Goal of the exercise |
Take each line containing the word "Time" and copy it.

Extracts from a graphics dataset
>>

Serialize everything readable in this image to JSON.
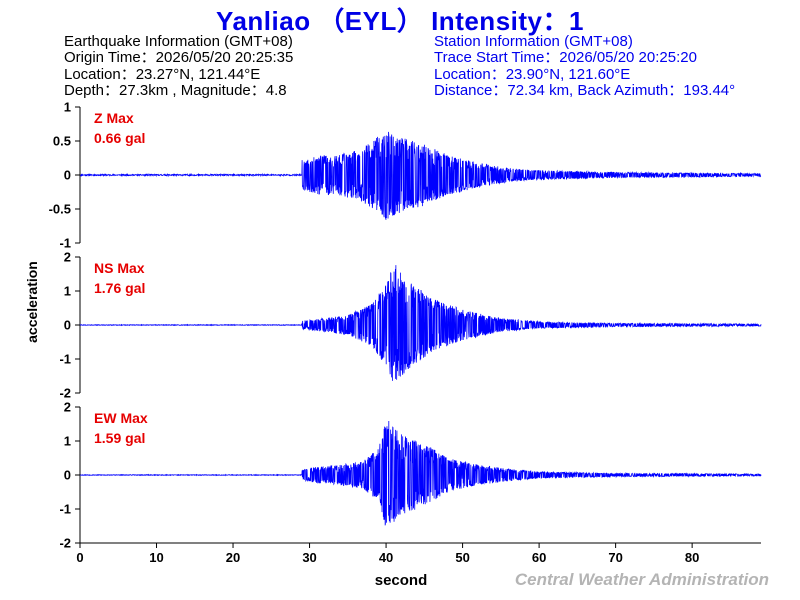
{
  "title": "Yanliao （EYL） Intensity：1",
  "earthquake": {
    "heading": "Earthquake Information  (GMT+08)",
    "origin_time": "Origin Time：2026/05/20 20:25:35",
    "location": "Location：23.27°N, 121.44°E",
    "depth_magnitude": "Depth：27.3km , Magnitude：4.8"
  },
  "station": {
    "heading": "Station Information  (GMT+08)",
    "trace_start": "Trace Start Time：2026/05/20 20:25:20",
    "location": "Location：23.90°N, 121.60°E",
    "distance": "Distance：72.34 km, Back Azimuth：193.44°"
  },
  "credit": "Central Weather Administration",
  "chart_data": {
    "type": "line",
    "xlabel": "second",
    "ylabel": "acceleration",
    "xlim": [
      0,
      89
    ],
    "xticks": [
      0,
      10,
      20,
      30,
      40,
      50,
      60,
      70,
      80
    ],
    "trace_color": "#0000ff",
    "label_color": "#e60000",
    "series": [
      {
        "name": "Z",
        "max_label": "Z Max",
        "max_value": "0.66 gal",
        "peak": 0.66,
        "ylim": [
          -1,
          1
        ],
        "yticks": [
          -1,
          -0.5,
          0,
          0.5,
          1
        ],
        "onset": 29,
        "decay": 13,
        "pre_event_amp": 0.01,
        "seed": 11,
        "envelope": [
          [
            29,
            0.22
          ],
          [
            31,
            0.28
          ],
          [
            34,
            0.3
          ],
          [
            37,
            0.4
          ],
          [
            40,
            0.66
          ],
          [
            42,
            0.55
          ],
          [
            45,
            0.45
          ],
          [
            48,
            0.3
          ],
          [
            52,
            0.18
          ],
          [
            56,
            0.1
          ],
          [
            60,
            0.07
          ],
          [
            70,
            0.04
          ],
          [
            89,
            0.02
          ]
        ]
      },
      {
        "name": "NS",
        "max_label": "NS Max",
        "max_value": "1.76 gal",
        "peak": 1.76,
        "ylim": [
          -2,
          2
        ],
        "yticks": [
          -2,
          -1,
          0,
          1,
          2
        ],
        "onset": 29,
        "decay": 13,
        "pre_event_amp": 0.01,
        "seed": 27,
        "envelope": [
          [
            29,
            0.12
          ],
          [
            32,
            0.2
          ],
          [
            35,
            0.3
          ],
          [
            38,
            0.6
          ],
          [
            40,
            1.2
          ],
          [
            41,
            1.76
          ],
          [
            43,
            1.3
          ],
          [
            46,
            0.8
          ],
          [
            50,
            0.45
          ],
          [
            55,
            0.2
          ],
          [
            60,
            0.1
          ],
          [
            70,
            0.05
          ],
          [
            89,
            0.03
          ]
        ]
      },
      {
        "name": "EW",
        "max_label": "EW Max",
        "max_value": "1.59 gal",
        "peak": 1.59,
        "ylim": [
          -2,
          2
        ],
        "yticks": [
          -2,
          -1,
          0,
          1,
          2
        ],
        "onset": 29,
        "decay": 13,
        "pre_event_amp": 0.01,
        "seed": 53,
        "envelope": [
          [
            29,
            0.15
          ],
          [
            31,
            0.25
          ],
          [
            34,
            0.3
          ],
          [
            37,
            0.4
          ],
          [
            39,
            0.8
          ],
          [
            40,
            1.59
          ],
          [
            42,
            1.2
          ],
          [
            44,
            1.0
          ],
          [
            46,
            0.8
          ],
          [
            48,
            0.5
          ],
          [
            52,
            0.3
          ],
          [
            56,
            0.18
          ],
          [
            60,
            0.1
          ],
          [
            70,
            0.05
          ],
          [
            89,
            0.03
          ]
        ]
      }
    ]
  }
}
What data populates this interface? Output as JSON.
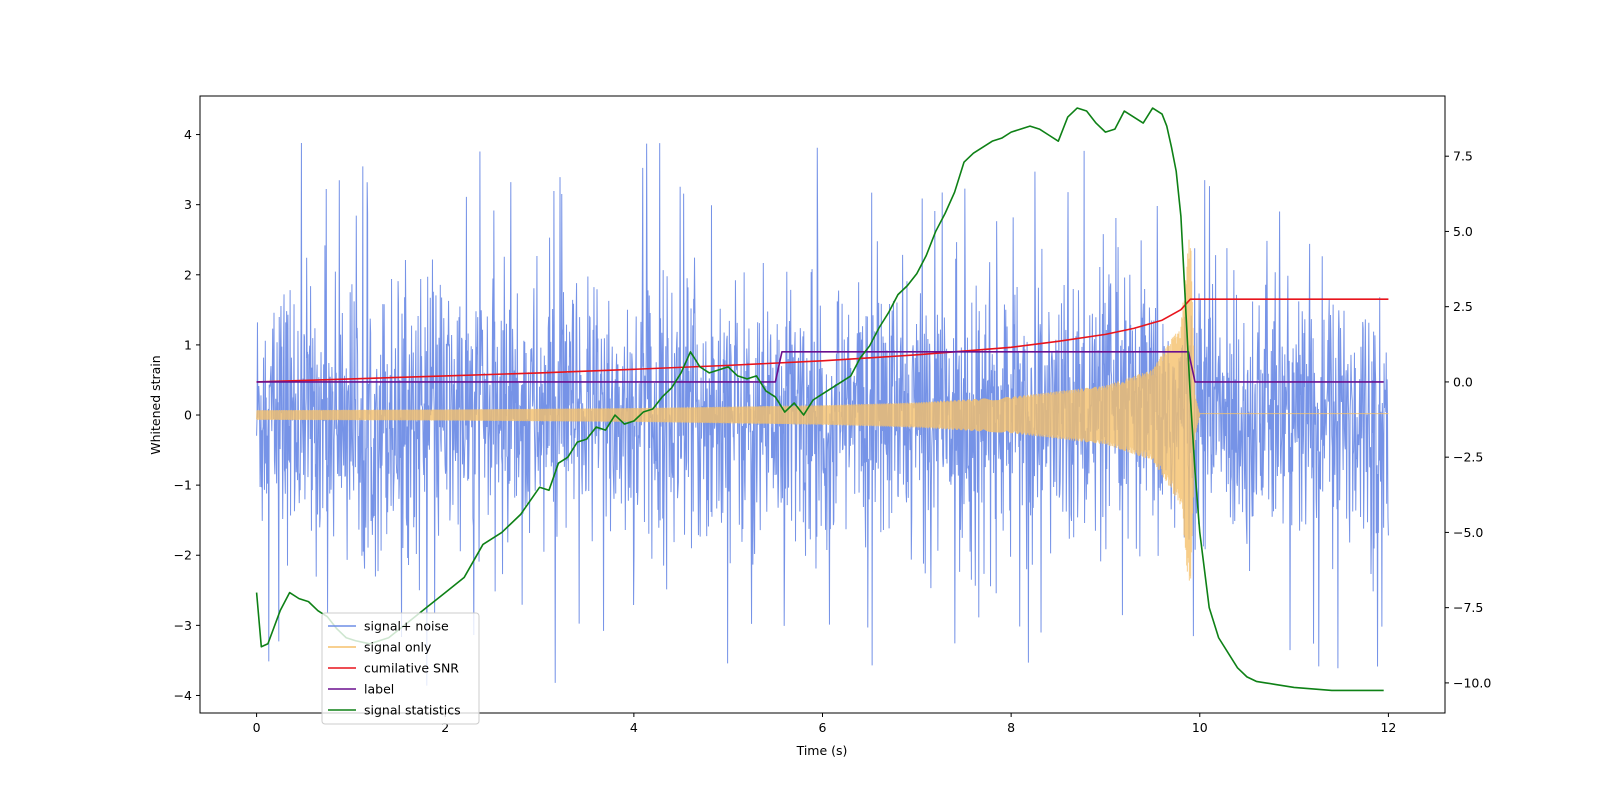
{
  "chart_data": {
    "type": "line",
    "xlabel": "Time (s)",
    "ylabel": "Whitened strain",
    "xlim": [
      -0.6,
      12.6
    ],
    "ylim": [
      -4.25,
      4.55
    ],
    "y2lim": [
      -11.0,
      9.5
    ],
    "xticks": [
      0,
      2,
      4,
      6,
      8,
      10,
      12
    ],
    "xtick_labels": [
      "0",
      "2",
      "4",
      "6",
      "8",
      "10",
      "12"
    ],
    "yticks": [
      -4,
      -3,
      -2,
      -1,
      0,
      1,
      2,
      3,
      4
    ],
    "ytick_labels": [
      "−4",
      "−3",
      "−2",
      "−1",
      "0",
      "1",
      "2",
      "3",
      "4"
    ],
    "y2ticks": [
      -10,
      -7.5,
      -5,
      -2.5,
      0,
      2.5,
      5,
      7.5
    ],
    "y2tick_labels": [
      "−10.0",
      "−7.5",
      "−5.0",
      "−2.5",
      "0.0",
      "2.5",
      "5.0",
      "7.5"
    ],
    "legend_position": "lower-left",
    "series": [
      {
        "name": "signal+ noise",
        "color": "#6f8de6",
        "axis": "left",
        "kind": "noise",
        "x_range": [
          0,
          12
        ],
        "envelope": {
          "typical": 1.0,
          "peak_max": 4.17,
          "peak_min": -3.86
        }
      },
      {
        "name": "signal only",
        "color": "#f5c16c",
        "axis": "left",
        "kind": "chirp",
        "t_merge": 9.9,
        "amplitude": [
          [
            0,
            0.07
          ],
          [
            2,
            0.08
          ],
          [
            4,
            0.1
          ],
          [
            6,
            0.14
          ],
          [
            7,
            0.18
          ],
          [
            8,
            0.26
          ],
          [
            9,
            0.42
          ],
          [
            9.5,
            0.65
          ],
          [
            9.8,
            1.3
          ],
          [
            9.9,
            2.7
          ],
          [
            9.95,
            0.3
          ],
          [
            10.0,
            0.0
          ],
          [
            12,
            0.0
          ]
        ],
        "offset_after_merge": 0.02
      },
      {
        "name": "cumilative SNR",
        "color": "#e8141c",
        "axis": "right",
        "x": [
          0,
          1,
          2,
          3,
          4,
          5,
          6,
          7,
          8,
          8.5,
          9,
          9.3,
          9.6,
          9.8,
          9.9,
          10,
          12
        ],
        "y": [
          0.0,
          0.1,
          0.2,
          0.3,
          0.42,
          0.55,
          0.7,
          0.9,
          1.15,
          1.35,
          1.58,
          1.78,
          2.05,
          2.4,
          2.75,
          2.75,
          2.75
        ]
      },
      {
        "name": "label",
        "color": "#6a0f8e",
        "axis": "right",
        "x": [
          0,
          5.5,
          5.57,
          9.88,
          9.95,
          11.95
        ],
        "y": [
          0.0,
          0.0,
          1.0,
          1.0,
          0.0,
          0.0
        ]
      },
      {
        "name": "signal statistics",
        "color": "#0e8116",
        "axis": "right",
        "x": [
          0,
          0.05,
          0.12,
          0.25,
          0.35,
          0.45,
          0.55,
          0.65,
          0.75,
          0.85,
          0.95,
          1.05,
          1.2,
          1.4,
          1.6,
          1.8,
          2.0,
          2.2,
          2.4,
          2.6,
          2.8,
          3.0,
          3.1,
          3.2,
          3.3,
          3.4,
          3.5,
          3.6,
          3.7,
          3.8,
          3.9,
          4.0,
          4.1,
          4.2,
          4.3,
          4.4,
          4.5,
          4.6,
          4.7,
          4.8,
          4.9,
          5.0,
          5.1,
          5.2,
          5.3,
          5.4,
          5.5,
          5.6,
          5.7,
          5.8,
          5.9,
          6.0,
          6.1,
          6.2,
          6.3,
          6.4,
          6.5,
          6.6,
          6.7,
          6.8,
          6.9,
          7.0,
          7.1,
          7.2,
          7.3,
          7.4,
          7.5,
          7.6,
          7.7,
          7.8,
          7.9,
          8.0,
          8.1,
          8.2,
          8.3,
          8.4,
          8.5,
          8.6,
          8.7,
          8.8,
          8.9,
          9.0,
          9.1,
          9.2,
          9.3,
          9.4,
          9.5,
          9.6,
          9.65,
          9.7,
          9.75,
          9.8,
          9.85,
          9.9,
          9.95,
          10.0,
          10.1,
          10.2,
          10.3,
          10.4,
          10.5,
          10.6,
          10.7,
          10.8,
          11.0,
          11.2,
          11.4,
          11.6,
          11.95
        ],
        "y": [
          -7.0,
          -8.8,
          -8.7,
          -7.6,
          -7.0,
          -7.2,
          -7.3,
          -7.6,
          -7.8,
          -8.2,
          -8.5,
          -8.6,
          -8.7,
          -8.5,
          -8.0,
          -7.5,
          -7.0,
          -6.5,
          -5.4,
          -5.0,
          -4.4,
          -3.5,
          -3.6,
          -2.7,
          -2.5,
          -2.0,
          -1.9,
          -1.5,
          -1.6,
          -1.1,
          -1.4,
          -1.3,
          -1.0,
          -0.9,
          -0.5,
          -0.2,
          0.3,
          1.0,
          0.5,
          0.3,
          0.4,
          0.5,
          0.2,
          0.1,
          0.2,
          -0.3,
          -0.5,
          -1.0,
          -0.7,
          -1.1,
          -0.6,
          -0.4,
          -0.2,
          0.0,
          0.2,
          0.8,
          1.2,
          1.8,
          2.3,
          2.9,
          3.2,
          3.6,
          4.2,
          5.0,
          5.6,
          6.3,
          7.3,
          7.6,
          7.8,
          8.0,
          8.1,
          8.3,
          8.4,
          8.5,
          8.4,
          8.2,
          8.0,
          8.8,
          9.1,
          9.0,
          8.6,
          8.3,
          8.4,
          9.0,
          8.8,
          8.6,
          9.1,
          8.9,
          8.5,
          7.8,
          7.0,
          5.5,
          2.5,
          -0.5,
          -3.0,
          -5.0,
          -7.5,
          -8.5,
          -9.0,
          -9.5,
          -9.8,
          -9.95,
          -10.0,
          -10.05,
          -10.15,
          -10.2,
          -10.25,
          -10.25,
          -10.25
        ]
      }
    ]
  }
}
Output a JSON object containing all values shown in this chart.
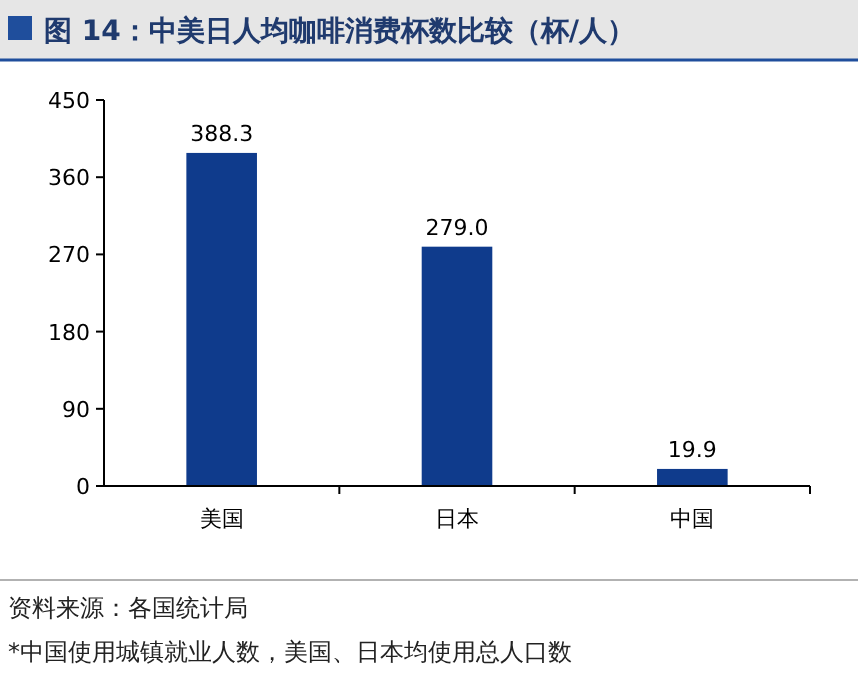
{
  "chart_data": {
    "type": "bar",
    "title": "图 14：中美日人均咖啡消费杯数比较（杯/人）",
    "categories": [
      "美国",
      "日本",
      "中国"
    ],
    "values": [
      388.3,
      279.0,
      19.9
    ],
    "value_labels": [
      "388.3",
      "279.0",
      "19.9"
    ],
    "color": "#0f3b8c",
    "ylim": [
      0,
      450
    ],
    "yticks": [
      0,
      90,
      180,
      270,
      360,
      450
    ],
    "grid": false,
    "annotations": [
      "资料来源：各国统计局",
      "*中国使用城镇就业人数，美国、日本均使用总人口数"
    ]
  }
}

<<

Written answer |
    "origin_time": "Origin Time：2026/05/20 20:25:35",
    "trace_start": "Trace Start Time：2026/05/20 20:25:20",
    "xlabel": "Time (s)",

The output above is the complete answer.